■ **DIRECTIONS**: Note how many lines contain "الجامعية" and give that number, with nothing else.

# # # #

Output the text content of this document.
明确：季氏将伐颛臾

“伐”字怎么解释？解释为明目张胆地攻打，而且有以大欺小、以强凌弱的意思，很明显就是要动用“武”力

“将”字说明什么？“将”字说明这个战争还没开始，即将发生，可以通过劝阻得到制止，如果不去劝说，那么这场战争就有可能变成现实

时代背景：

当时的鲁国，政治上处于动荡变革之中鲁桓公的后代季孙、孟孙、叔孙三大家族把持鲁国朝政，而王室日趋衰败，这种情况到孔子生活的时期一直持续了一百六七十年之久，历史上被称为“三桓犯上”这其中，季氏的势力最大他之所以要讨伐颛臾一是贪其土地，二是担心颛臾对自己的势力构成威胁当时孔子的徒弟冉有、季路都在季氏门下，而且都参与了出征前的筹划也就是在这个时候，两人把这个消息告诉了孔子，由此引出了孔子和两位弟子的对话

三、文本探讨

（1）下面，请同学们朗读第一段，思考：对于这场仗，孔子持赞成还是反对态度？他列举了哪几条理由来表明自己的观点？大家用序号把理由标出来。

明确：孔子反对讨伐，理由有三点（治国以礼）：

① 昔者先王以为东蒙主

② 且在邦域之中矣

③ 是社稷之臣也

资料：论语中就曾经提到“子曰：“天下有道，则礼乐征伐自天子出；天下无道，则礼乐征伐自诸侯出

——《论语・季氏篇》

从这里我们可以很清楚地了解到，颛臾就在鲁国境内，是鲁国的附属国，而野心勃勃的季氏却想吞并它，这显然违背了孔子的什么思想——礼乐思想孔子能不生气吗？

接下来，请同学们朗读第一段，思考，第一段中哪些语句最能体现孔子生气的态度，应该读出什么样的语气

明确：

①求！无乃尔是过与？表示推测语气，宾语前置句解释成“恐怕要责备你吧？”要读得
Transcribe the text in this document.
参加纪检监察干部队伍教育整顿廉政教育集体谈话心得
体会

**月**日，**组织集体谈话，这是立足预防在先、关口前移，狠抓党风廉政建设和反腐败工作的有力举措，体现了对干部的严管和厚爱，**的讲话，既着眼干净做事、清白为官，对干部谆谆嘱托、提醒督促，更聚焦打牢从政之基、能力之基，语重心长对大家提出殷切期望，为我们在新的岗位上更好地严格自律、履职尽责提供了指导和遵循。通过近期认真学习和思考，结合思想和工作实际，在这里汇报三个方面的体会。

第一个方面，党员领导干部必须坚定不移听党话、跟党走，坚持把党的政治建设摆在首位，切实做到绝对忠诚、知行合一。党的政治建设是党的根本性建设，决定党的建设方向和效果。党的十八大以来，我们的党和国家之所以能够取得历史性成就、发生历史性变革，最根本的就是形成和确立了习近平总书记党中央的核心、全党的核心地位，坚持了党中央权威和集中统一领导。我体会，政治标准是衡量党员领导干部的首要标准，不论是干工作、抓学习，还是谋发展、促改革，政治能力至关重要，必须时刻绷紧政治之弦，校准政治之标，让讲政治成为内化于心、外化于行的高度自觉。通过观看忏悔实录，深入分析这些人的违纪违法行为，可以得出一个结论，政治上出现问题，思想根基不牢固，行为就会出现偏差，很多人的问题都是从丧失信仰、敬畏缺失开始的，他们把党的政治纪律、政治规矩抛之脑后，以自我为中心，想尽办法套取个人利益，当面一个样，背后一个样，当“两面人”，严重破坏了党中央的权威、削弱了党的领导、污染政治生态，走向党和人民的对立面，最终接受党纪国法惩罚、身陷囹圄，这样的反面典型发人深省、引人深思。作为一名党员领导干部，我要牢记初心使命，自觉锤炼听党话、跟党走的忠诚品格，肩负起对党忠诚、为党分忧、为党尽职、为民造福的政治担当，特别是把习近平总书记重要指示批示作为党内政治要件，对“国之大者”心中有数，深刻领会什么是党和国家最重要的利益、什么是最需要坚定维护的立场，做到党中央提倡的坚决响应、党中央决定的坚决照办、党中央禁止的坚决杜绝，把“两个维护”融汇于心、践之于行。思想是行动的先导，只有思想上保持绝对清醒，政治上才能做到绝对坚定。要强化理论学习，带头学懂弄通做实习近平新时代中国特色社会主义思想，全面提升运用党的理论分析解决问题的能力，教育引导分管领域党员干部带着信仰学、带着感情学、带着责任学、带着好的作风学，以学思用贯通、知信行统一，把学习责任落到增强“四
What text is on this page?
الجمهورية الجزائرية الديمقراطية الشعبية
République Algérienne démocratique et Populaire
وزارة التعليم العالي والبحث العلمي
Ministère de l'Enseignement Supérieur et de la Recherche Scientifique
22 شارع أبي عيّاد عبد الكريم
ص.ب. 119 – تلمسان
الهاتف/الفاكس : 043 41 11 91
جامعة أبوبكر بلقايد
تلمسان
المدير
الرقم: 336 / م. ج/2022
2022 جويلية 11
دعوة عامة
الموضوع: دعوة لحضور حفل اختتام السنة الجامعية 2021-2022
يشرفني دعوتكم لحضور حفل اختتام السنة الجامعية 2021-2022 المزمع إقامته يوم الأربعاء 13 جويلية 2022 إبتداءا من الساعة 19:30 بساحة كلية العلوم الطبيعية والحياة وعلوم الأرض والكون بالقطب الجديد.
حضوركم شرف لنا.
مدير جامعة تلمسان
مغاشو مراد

# # # #

■ **CORRECT OUTPUT**: 2